EXERCISE REQUIREMENTS: Pictures aside, repeat every entry exactly.
= = = =
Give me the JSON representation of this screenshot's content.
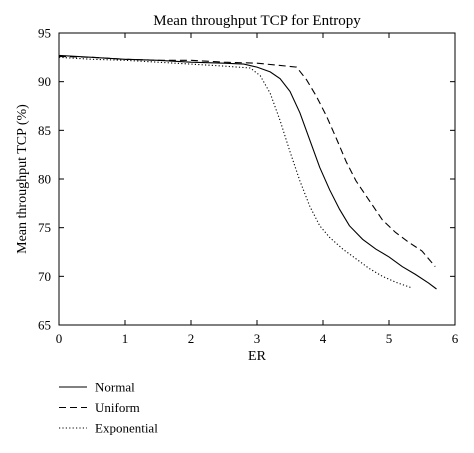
{
  "chart_data": {
    "type": "line",
    "title": "Mean throughput TCP for Entropy",
    "xlabel": "ER",
    "ylabel": "Mean throughput TCP (%)",
    "xlim": [
      0,
      6
    ],
    "ylim": [
      65,
      95
    ],
    "xticks": [
      0,
      1,
      2,
      3,
      4,
      5,
      6
    ],
    "yticks": [
      65,
      70,
      75,
      80,
      85,
      90,
      95
    ],
    "grid": false,
    "legend_position": "below-left",
    "series": [
      {
        "name": "Normal",
        "style": "solid",
        "color": "#000000",
        "x": [
          0,
          0.5,
          1,
          1.5,
          2,
          2.5,
          2.8,
          3.0,
          3.2,
          3.35,
          3.5,
          3.65,
          3.8,
          3.95,
          4.1,
          4.25,
          4.4,
          4.6,
          4.8,
          5.0,
          5.2,
          5.4,
          5.6,
          5.72
        ],
        "y": [
          92.7,
          92.5,
          92.3,
          92.2,
          92.0,
          91.9,
          91.8,
          91.5,
          91.0,
          90.3,
          89.0,
          86.8,
          84.0,
          81.2,
          78.9,
          76.9,
          75.2,
          73.8,
          72.8,
          72.0,
          71.0,
          70.2,
          69.3,
          68.7
        ]
      },
      {
        "name": "Uniform",
        "style": "dashed",
        "color": "#000000",
        "x": [
          0,
          0.5,
          1,
          1.5,
          2,
          2.5,
          3.0,
          3.3,
          3.6,
          3.75,
          3.9,
          4.05,
          4.2,
          4.35,
          4.5,
          4.7,
          4.9,
          5.1,
          5.3,
          5.5,
          5.7
        ],
        "y": [
          92.6,
          92.5,
          92.3,
          92.2,
          92.2,
          92.0,
          91.9,
          91.7,
          91.5,
          90.2,
          88.5,
          86.5,
          84.2,
          81.8,
          79.8,
          77.8,
          75.8,
          74.5,
          73.5,
          72.6,
          71.0
        ]
      },
      {
        "name": "Exponential",
        "style": "dotted",
        "color": "#000000",
        "x": [
          0,
          0.5,
          1,
          1.5,
          2,
          2.5,
          2.9,
          3.05,
          3.2,
          3.35,
          3.5,
          3.65,
          3.8,
          3.95,
          4.1,
          4.3,
          4.5,
          4.7,
          4.9,
          5.1,
          5.35
        ],
        "y": [
          92.5,
          92.3,
          92.2,
          92.0,
          91.8,
          91.6,
          91.4,
          90.6,
          88.8,
          86.0,
          82.8,
          79.8,
          77.2,
          75.2,
          74.0,
          72.8,
          71.8,
          70.8,
          70.0,
          69.4,
          68.8
        ]
      }
    ]
  }
}
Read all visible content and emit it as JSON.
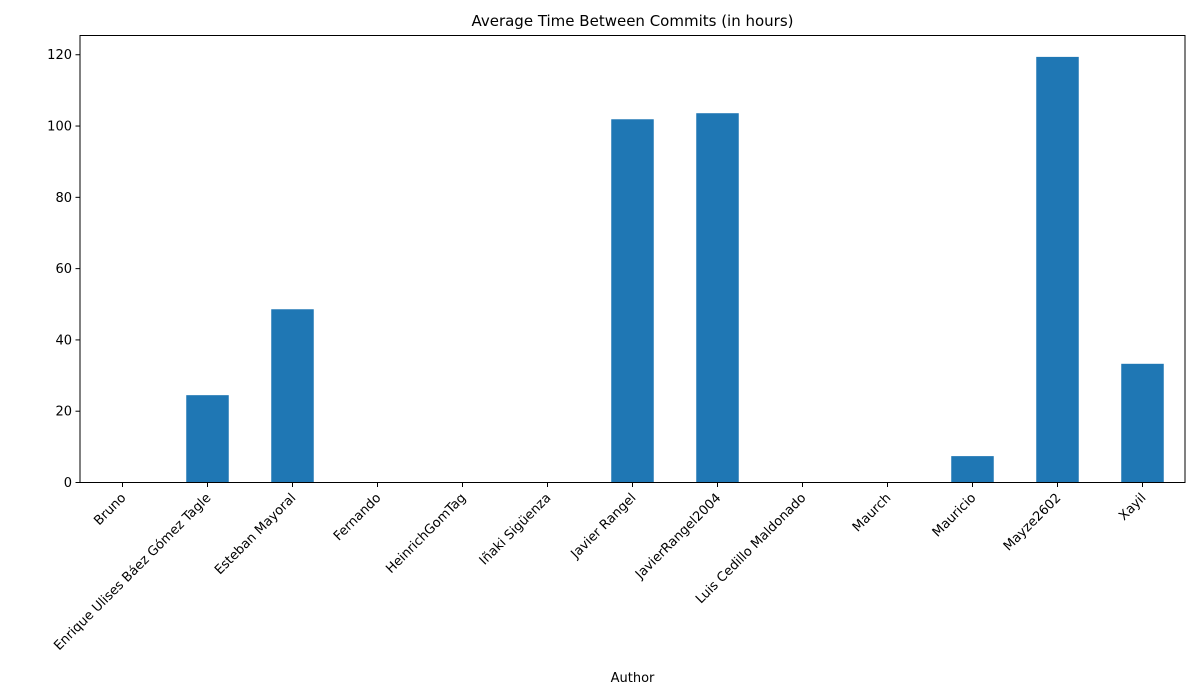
{
  "chart_data": {
    "type": "bar",
    "title": "Average Time Between Commits (in hours)",
    "xlabel": "Author",
    "ylabel": "",
    "categories": [
      "Bruno",
      "Enrique Ulises Báez Gómez Tagle",
      "Esteban Mayoral",
      "Fernando",
      "HeinrichGomTag",
      "Iñaki Sigüenza",
      "Javier Rangel",
      "JavierRangel2004",
      "Luis Cedillo Maldonado",
      "Maurch",
      "Mauricio",
      "Mayze2602",
      "Xayil"
    ],
    "values": [
      0,
      24.5,
      48.6,
      0,
      0,
      0,
      101.9,
      103.6,
      0,
      0,
      7.4,
      119.4,
      33.3
    ],
    "ylim": [
      0,
      125.4
    ],
    "yticks": [
      0,
      20,
      40,
      60,
      80,
      100,
      120
    ],
    "grid": false,
    "legend": "none",
    "bar_color": "#1f77b4"
  }
}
= = = =
FULL RESPONSE:
Give me the JSON representation of this screenshot's content.
{
  "chart_data": {
    "type": "line",
    "title": "Mean throughput TCP for Entropy",
    "xlabel": "ER",
    "ylabel": "Mean throughput TCP (%)",
    "xlim": [
      0,
      6
    ],
    "ylim": [
      65,
      95
    ],
    "xticks": [
      0,
      1,
      2,
      3,
      4,
      5,
      6
    ],
    "yticks": [
      65,
      70,
      75,
      80,
      85,
      90,
      95
    ],
    "grid": false,
    "legend_position": "below-left",
    "series": [
      {
        "name": "Normal",
        "style": "solid",
        "color": "#000000",
        "x": [
          0,
          0.5,
          1,
          1.5,
          2,
          2.5,
          2.8,
          3.0,
          3.2,
          3.35,
          3.5,
          3.65,
          3.8,
          3.95,
          4.1,
          4.25,
          4.4,
          4.6,
          4.8,
          5.0,
          5.2,
          5.4,
          5.6,
          5.72
        ],
        "y": [
          92.7,
          92.5,
          92.3,
          92.2,
          92.0,
          91.9,
          91.8,
          91.5,
          91.0,
          90.3,
          89.0,
          86.8,
          84.0,
          81.2,
          78.9,
          76.9,
          75.2,
          73.8,
          72.8,
          72.0,
          71.0,
          70.2,
          69.3,
          68.7
        ]
      },
      {
        "name": "Uniform",
        "style": "dashed",
        "color": "#000000",
        "x": [
          0,
          0.5,
          1,
          1.5,
          2,
          2.5,
          3.0,
          3.3,
          3.6,
          3.75,
          3.9,
          4.05,
          4.2,
          4.35,
          4.5,
          4.7,
          4.9,
          5.1,
          5.3,
          5.5,
          5.7
        ],
        "y": [
          92.6,
          92.5,
          92.3,
          92.2,
          92.2,
          92.0,
          91.9,
          91.7,
          91.5,
          90.2,
          88.5,
          86.5,
          84.2,
          81.8,
          79.8,
          77.8,
          75.8,
          74.5,
          73.5,
          72.6,
          71.0
        ]
      },
      {
        "name": "Exponential",
        "style": "dotted",
        "color": "#000000",
        "x": [
          0,
          0.5,
          1,
          1.5,
          2,
          2.5,
          2.9,
          3.05,
          3.2,
          3.35,
          3.5,
          3.65,
          3.8,
          3.95,
          4.1,
          4.3,
          4.5,
          4.7,
          4.9,
          5.1,
          5.35
        ],
        "y": [
          92.5,
          92.3,
          92.2,
          92.0,
          91.8,
          91.6,
          91.4,
          90.6,
          88.8,
          86.0,
          82.8,
          79.8,
          77.2,
          75.2,
          74.0,
          72.8,
          71.8,
          70.8,
          70.0,
          69.4,
          68.8
        ]
      }
    ]
  }
}
Read all visible content and emit it as JSON.
{
  "chart_data": {
    "type": "bar",
    "title": "Average Time Between Commits (in hours)",
    "xlabel": "Author",
    "ylabel": "",
    "categories": [
      "Bruno",
      "Enrique Ulises Báez Gómez Tagle",
      "Esteban Mayoral",
      "Fernando",
      "HeinrichGomTag",
      "Iñaki Sigüenza",
      "Javier Rangel",
      "JavierRangel2004",
      "Luis Cedillo Maldonado",
      "Maurch",
      "Mauricio",
      "Mayze2602",
      "Xayil"
    ],
    "values": [
      0,
      24.5,
      48.6,
      0,
      0,
      0,
      101.9,
      103.6,
      0,
      0,
      7.4,
      119.4,
      33.3
    ],
    "ylim": [
      0,
      125.4
    ],
    "yticks": [
      0,
      20,
      40,
      60,
      80,
      100,
      120
    ],
    "grid": false,
    "legend": "none",
    "bar_color": "#1f77b4"
  }
}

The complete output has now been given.